Data extracted from a collection
--------------------

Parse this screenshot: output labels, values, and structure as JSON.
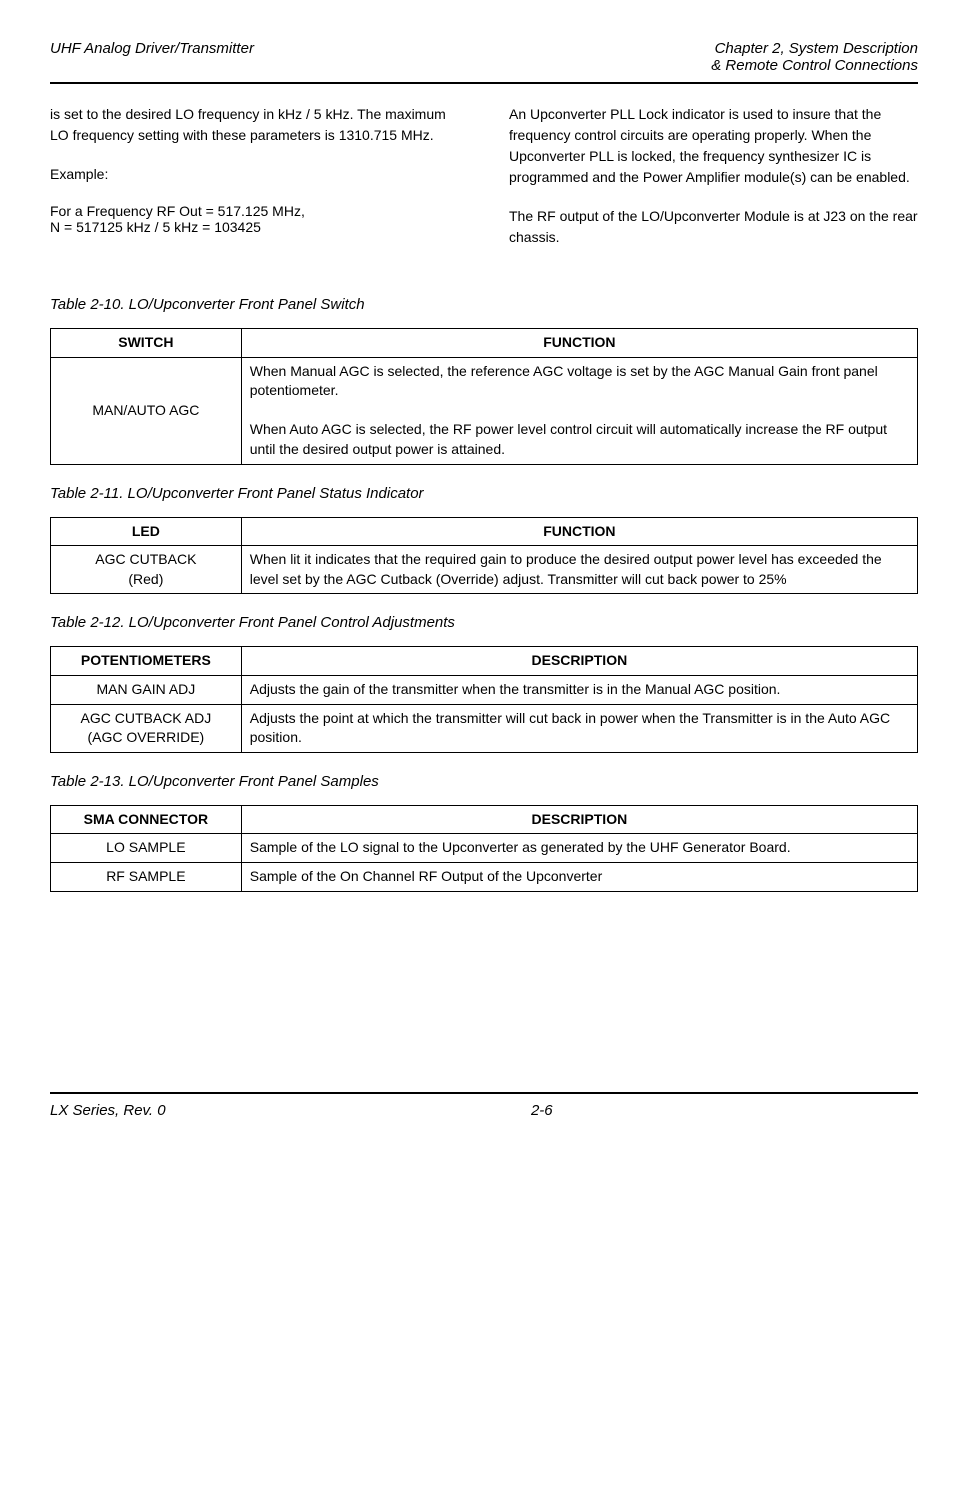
{
  "header": {
    "left": "UHF Analog Driver/Transmitter",
    "right_line1": "Chapter 2, System Description",
    "right_line2": "& Remote Control Connections"
  },
  "left_column": {
    "para1": "is set to the desired LO frequency in kHz / 5 kHz.  The maximum LO frequency setting with these parameters is 1310.715 MHz.",
    "example_label": "Example:",
    "example_line1": "For a Frequency RF Out = 517.125 MHz,",
    "example_line2": "N = 517125 kHz / 5 kHz = 103425"
  },
  "right_column": {
    "para1": "An Upconverter PLL Lock indicator is used to insure that the frequency control circuits are operating properly.  When the Upconverter PLL is locked, the frequency synthesizer IC is programmed and the Power Amplifier module(s) can be enabled.",
    "para2": "The RF output of the LO/Upconverter Module is at J23 on the rear chassis."
  },
  "tables": {
    "t10": {
      "caption": "Table 2-10. LO/Upconverter Front Panel Switch",
      "headers": [
        "SWITCH",
        "FUNCTION"
      ],
      "rows": [
        [
          "MAN/AUTO AGC",
          "When Manual AGC is selected, the reference AGC voltage is set by the AGC Manual Gain front panel potentiometer.\n\nWhen Auto AGC is selected, the RF power level control circuit will automatically increase the RF output until the desired output power is attained."
        ]
      ]
    },
    "t11": {
      "caption": "Table 2-11. LO/Upconverter Front Panel Status Indicator",
      "headers": [
        "LED",
        "FUNCTION"
      ],
      "rows": [
        [
          "AGC CUTBACK\n(Red)",
          "When lit it indicates that the required gain to produce the desired output power level has exceeded the level set by the AGC Cutback (Override) adjust.  Transmitter will cut back power to 25%"
        ]
      ]
    },
    "t12": {
      "caption": "Table 2-12. LO/Upconverter Front Panel Control Adjustments",
      "headers": [
        "POTENTIOMETERS",
        "DESCRIPTION"
      ],
      "rows": [
        [
          "MAN GAIN ADJ",
          "Adjusts the gain of the transmitter when the transmitter is in the Manual AGC position."
        ],
        [
          "AGC CUTBACK ADJ\n(AGC OVERRIDE)",
          "Adjusts the point at which the transmitter will cut back in power when the Transmitter is in the Auto AGC position."
        ]
      ]
    },
    "t13": {
      "caption": "Table 2-13. LO/Upconverter Front Panel Samples",
      "headers": [
        "SMA CONNECTOR",
        "DESCRIPTION"
      ],
      "rows": [
        [
          "LO SAMPLE",
          "Sample of the LO signal to the Upconverter as generated by the UHF Generator Board."
        ],
        [
          "RF SAMPLE",
          "Sample of the On Channel RF Output of the Upconverter"
        ]
      ]
    }
  },
  "footer": {
    "left": "LX Series, Rev. 0",
    "center": "2-6"
  }
}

--------------------

## Exercise
Copy all lines from the material that include "caption".

## The response
      "caption": "Table 2-10. LO/Upconverter Front Panel Switch",
      "caption": "Table 2-11. LO/Upconverter Front Panel Status Indicator",
      "caption": "Table 2-12. LO/Upconverter Front Panel Control Adjustments",
      "caption": "Table 2-13. LO/Upconverter Front Panel Samples",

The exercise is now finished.